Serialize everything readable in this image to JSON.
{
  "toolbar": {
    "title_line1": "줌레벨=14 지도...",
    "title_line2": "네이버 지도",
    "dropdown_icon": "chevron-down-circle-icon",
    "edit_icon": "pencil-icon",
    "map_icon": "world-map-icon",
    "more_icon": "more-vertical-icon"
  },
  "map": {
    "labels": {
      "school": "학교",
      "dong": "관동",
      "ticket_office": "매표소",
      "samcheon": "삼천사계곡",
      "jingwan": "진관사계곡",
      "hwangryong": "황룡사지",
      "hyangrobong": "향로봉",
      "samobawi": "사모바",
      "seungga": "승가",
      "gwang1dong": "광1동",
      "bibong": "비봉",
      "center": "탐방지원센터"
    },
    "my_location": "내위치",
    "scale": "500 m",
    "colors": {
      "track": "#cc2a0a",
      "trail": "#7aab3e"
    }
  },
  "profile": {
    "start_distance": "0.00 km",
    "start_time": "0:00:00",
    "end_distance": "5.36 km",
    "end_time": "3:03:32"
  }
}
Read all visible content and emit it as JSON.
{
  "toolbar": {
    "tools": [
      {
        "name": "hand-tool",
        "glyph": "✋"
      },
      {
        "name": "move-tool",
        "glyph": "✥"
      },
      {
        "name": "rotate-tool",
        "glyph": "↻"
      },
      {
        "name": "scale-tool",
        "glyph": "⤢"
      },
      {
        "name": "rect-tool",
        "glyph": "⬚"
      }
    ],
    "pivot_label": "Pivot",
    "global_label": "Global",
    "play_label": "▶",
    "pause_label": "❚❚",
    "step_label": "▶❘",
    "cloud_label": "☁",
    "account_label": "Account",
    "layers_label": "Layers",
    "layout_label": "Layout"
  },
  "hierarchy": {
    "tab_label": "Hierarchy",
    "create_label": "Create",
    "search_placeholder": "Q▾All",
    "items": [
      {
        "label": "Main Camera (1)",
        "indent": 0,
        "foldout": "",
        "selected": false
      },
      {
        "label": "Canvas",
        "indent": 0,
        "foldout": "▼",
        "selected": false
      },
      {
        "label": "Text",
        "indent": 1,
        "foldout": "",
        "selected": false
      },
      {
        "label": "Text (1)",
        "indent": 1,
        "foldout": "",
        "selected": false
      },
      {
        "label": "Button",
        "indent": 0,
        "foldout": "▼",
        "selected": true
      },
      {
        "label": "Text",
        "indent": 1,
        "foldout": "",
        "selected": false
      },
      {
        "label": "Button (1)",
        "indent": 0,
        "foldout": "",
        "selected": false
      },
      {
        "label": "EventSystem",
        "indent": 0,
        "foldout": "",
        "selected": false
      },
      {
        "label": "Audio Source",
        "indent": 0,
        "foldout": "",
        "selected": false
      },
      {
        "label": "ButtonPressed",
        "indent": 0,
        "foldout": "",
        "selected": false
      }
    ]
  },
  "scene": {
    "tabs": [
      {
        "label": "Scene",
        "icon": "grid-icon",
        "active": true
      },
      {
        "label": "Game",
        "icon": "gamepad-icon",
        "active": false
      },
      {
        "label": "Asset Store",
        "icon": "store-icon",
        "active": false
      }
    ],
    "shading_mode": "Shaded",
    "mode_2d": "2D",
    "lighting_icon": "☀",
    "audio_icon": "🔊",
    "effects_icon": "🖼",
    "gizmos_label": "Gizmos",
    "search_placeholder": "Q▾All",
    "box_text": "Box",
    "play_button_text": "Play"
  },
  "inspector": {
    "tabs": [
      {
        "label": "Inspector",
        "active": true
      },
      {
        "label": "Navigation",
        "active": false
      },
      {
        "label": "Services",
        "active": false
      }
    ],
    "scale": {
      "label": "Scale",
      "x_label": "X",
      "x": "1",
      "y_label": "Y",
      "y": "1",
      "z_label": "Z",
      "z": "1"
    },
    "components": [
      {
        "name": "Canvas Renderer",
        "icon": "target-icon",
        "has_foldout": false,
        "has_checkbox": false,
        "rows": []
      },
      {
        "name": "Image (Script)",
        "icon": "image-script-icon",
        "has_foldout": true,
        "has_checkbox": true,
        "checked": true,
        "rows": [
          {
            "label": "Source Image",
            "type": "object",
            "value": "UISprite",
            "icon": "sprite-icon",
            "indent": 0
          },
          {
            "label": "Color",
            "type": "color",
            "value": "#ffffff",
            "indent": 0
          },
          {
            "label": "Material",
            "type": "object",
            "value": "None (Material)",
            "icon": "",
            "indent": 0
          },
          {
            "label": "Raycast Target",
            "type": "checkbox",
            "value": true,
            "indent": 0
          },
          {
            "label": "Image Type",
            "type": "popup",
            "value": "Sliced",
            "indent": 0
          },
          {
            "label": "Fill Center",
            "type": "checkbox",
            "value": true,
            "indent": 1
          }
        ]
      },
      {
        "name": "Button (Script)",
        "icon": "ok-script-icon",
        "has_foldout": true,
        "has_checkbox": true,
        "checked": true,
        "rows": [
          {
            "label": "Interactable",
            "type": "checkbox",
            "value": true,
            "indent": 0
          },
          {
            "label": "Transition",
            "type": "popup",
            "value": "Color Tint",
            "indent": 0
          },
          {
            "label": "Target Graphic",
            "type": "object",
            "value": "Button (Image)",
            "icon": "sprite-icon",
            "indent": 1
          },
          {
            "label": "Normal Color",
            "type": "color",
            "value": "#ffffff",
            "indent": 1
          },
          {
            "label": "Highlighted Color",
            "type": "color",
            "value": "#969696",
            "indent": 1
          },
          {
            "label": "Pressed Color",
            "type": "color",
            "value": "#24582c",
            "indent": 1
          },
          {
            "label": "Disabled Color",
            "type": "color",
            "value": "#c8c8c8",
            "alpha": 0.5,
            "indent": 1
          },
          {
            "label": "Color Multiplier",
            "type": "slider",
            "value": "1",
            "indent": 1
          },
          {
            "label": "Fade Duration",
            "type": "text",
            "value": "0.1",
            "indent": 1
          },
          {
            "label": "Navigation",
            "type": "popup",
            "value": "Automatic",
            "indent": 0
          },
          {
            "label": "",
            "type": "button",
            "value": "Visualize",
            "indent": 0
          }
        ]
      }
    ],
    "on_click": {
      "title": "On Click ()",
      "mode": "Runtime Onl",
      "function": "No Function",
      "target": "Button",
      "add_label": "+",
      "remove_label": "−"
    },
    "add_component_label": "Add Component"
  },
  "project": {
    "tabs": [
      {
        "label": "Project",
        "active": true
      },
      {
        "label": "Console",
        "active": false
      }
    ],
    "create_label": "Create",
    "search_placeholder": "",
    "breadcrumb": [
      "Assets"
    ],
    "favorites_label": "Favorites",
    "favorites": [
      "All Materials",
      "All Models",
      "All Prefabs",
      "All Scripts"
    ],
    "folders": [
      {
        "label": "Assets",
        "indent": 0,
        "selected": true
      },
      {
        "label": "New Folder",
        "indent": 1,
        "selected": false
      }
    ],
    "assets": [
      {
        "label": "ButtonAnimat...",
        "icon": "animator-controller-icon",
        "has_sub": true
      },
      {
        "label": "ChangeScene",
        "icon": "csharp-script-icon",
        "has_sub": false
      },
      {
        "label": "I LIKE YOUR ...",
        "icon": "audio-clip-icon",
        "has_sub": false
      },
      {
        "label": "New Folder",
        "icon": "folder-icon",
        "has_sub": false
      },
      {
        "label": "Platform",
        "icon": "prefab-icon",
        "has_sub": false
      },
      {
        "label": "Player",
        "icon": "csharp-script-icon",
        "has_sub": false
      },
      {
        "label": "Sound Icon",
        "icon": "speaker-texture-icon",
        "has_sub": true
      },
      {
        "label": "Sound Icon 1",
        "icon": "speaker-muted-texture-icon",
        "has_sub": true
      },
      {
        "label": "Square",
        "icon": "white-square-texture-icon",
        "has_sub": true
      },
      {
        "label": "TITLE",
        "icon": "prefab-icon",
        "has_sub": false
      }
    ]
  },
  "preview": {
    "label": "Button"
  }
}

__What you are asked to do__.
State how many lines above contain the string "Source", with no other words.

__Reply__.
2